(Dataset entries on figures)

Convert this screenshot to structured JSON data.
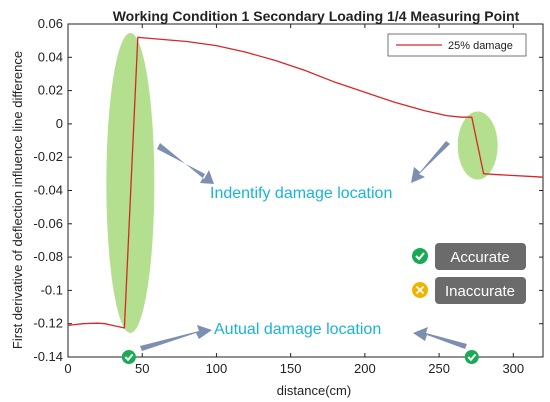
{
  "chart_data": {
    "type": "line",
    "title": "Working Condition 1 Secondary Loading 1/4 Measuring Point",
    "xlabel": "distance(cm)",
    "ylabel": "First derivative of deflection influence line difference",
    "xlim": [
      0,
      320
    ],
    "ylim": [
      -0.14,
      0.06
    ],
    "xticks": [
      0,
      50,
      100,
      150,
      200,
      250,
      300
    ],
    "yticks": [
      0.06,
      0.04,
      0.02,
      0,
      -0.02,
      -0.04,
      -0.06,
      -0.08,
      -0.1,
      -0.12,
      -0.14
    ],
    "xtick_labels": [
      "0",
      "50",
      "100",
      "150",
      "200",
      "250",
      "300"
    ],
    "ytick_labels": [
      "0.06",
      "0.04",
      "0.02",
      "0",
      "-0.02",
      "-0.04",
      "-0.06",
      "-0.08",
      "-0.1",
      "-0.12",
      "-0.14"
    ],
    "grid": false,
    "legend_position": "top-right",
    "series": [
      {
        "name": "25% damage",
        "color": "#d62728",
        "x": [
          0,
          5,
          10,
          15,
          20,
          25,
          30,
          35,
          38,
          47,
          60,
          80,
          100,
          120,
          140,
          160,
          180,
          200,
          220,
          240,
          255,
          265,
          270,
          272,
          280,
          290,
          300,
          310,
          320
        ],
        "y": [
          -0.121,
          -0.1205,
          -0.12,
          -0.1198,
          -0.1197,
          -0.12,
          -0.121,
          -0.122,
          -0.1225,
          0.052,
          0.051,
          0.0495,
          0.047,
          0.043,
          0.038,
          0.032,
          0.025,
          0.019,
          0.013,
          0.008,
          0.005,
          0.004,
          0.004,
          0.004,
          -0.03,
          -0.0305,
          -0.031,
          -0.0315,
          -0.032
        ]
      }
    ]
  },
  "annotations": {
    "identify_label": "Indentify damage location",
    "actual_label": "Autual damage location",
    "accurate_label": "Accurate",
    "inaccurate_label": "Inaccurate",
    "accurate_color": "#1aaa55",
    "inaccurate_color": "#f0b400",
    "highlight_color": "#9ad46a",
    "arrow_color": "#7c8fb0"
  }
}
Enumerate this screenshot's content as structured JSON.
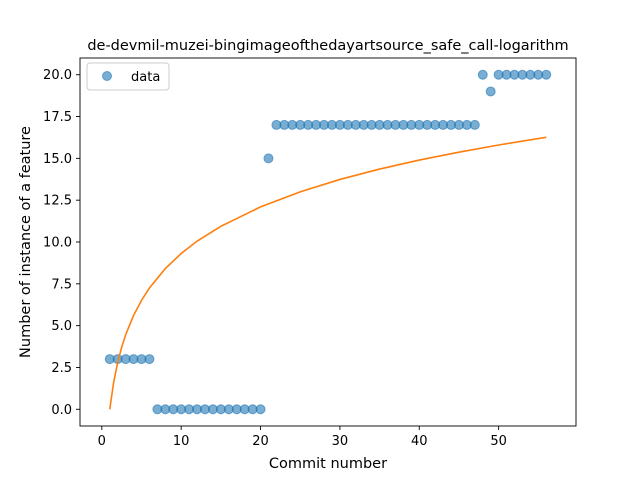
{
  "chart_data": {
    "type": "scatter",
    "title": "de-devmil-muzei-bingimageofthedayartsource_safe_call-logarithm",
    "xlabel": "Commit number",
    "ylabel": "Number of instance of a feature",
    "xlim": [
      -2.75,
      59.75
    ],
    "ylim": [
      -1.0,
      21.0
    ],
    "xticks": [
      0,
      10,
      20,
      30,
      40,
      50
    ],
    "yticks": [
      0.0,
      2.5,
      5.0,
      7.5,
      10.0,
      12.5,
      15.0,
      17.5,
      20.0
    ],
    "xtick_labels": [
      "0",
      "10",
      "20",
      "30",
      "40",
      "50"
    ],
    "ytick_labels": [
      "0.0",
      "2.5",
      "5.0",
      "7.5",
      "10.0",
      "12.5",
      "15.0",
      "17.5",
      "20.0"
    ],
    "legend": {
      "position": "upper-left",
      "entries": [
        "data"
      ]
    },
    "grid": false,
    "series": [
      {
        "name": "data",
        "type": "scatter",
        "color": "#1f77b4",
        "x": [
          1,
          2,
          3,
          4,
          5,
          6,
          7,
          8,
          9,
          10,
          11,
          12,
          13,
          14,
          15,
          16,
          17,
          18,
          19,
          20,
          21,
          22,
          23,
          24,
          25,
          26,
          27,
          28,
          29,
          30,
          31,
          32,
          33,
          34,
          35,
          36,
          37,
          38,
          39,
          40,
          41,
          42,
          43,
          44,
          45,
          46,
          47,
          48,
          49,
          50,
          51,
          52,
          53,
          54,
          55,
          56
        ],
        "y": [
          3,
          3,
          3,
          3,
          3,
          3,
          0,
          0,
          0,
          0,
          0,
          0,
          0,
          0,
          0,
          0,
          0,
          0,
          0,
          0,
          15,
          17,
          17,
          17,
          17,
          17,
          17,
          17,
          17,
          17,
          17,
          17,
          17,
          17,
          17,
          17,
          17,
          17,
          17,
          17,
          17,
          17,
          17,
          17,
          17,
          17,
          17,
          20,
          19,
          20,
          20,
          20,
          20,
          20,
          20,
          20
        ]
      },
      {
        "type": "line",
        "color": "#ff7f0e",
        "x": [
          1,
          1.5,
          2,
          2.5,
          3,
          4,
          5,
          6,
          8,
          10,
          12,
          15,
          20,
          25,
          30,
          35,
          40,
          45,
          50,
          56
        ],
        "y": [
          0.0,
          1.64,
          2.81,
          3.71,
          4.45,
          5.61,
          6.51,
          7.25,
          8.41,
          9.31,
          10.05,
          10.94,
          12.1,
          13.0,
          13.74,
          14.36,
          14.9,
          15.37,
          15.8,
          16.26
        ]
      }
    ]
  }
}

-- To do --
Pull out each line of the entries that contains "damage".

-- Response below --
        "name": "25% damage",
    "identify_label": "Indentify damage location",
    "actual_label": "Autual damage location",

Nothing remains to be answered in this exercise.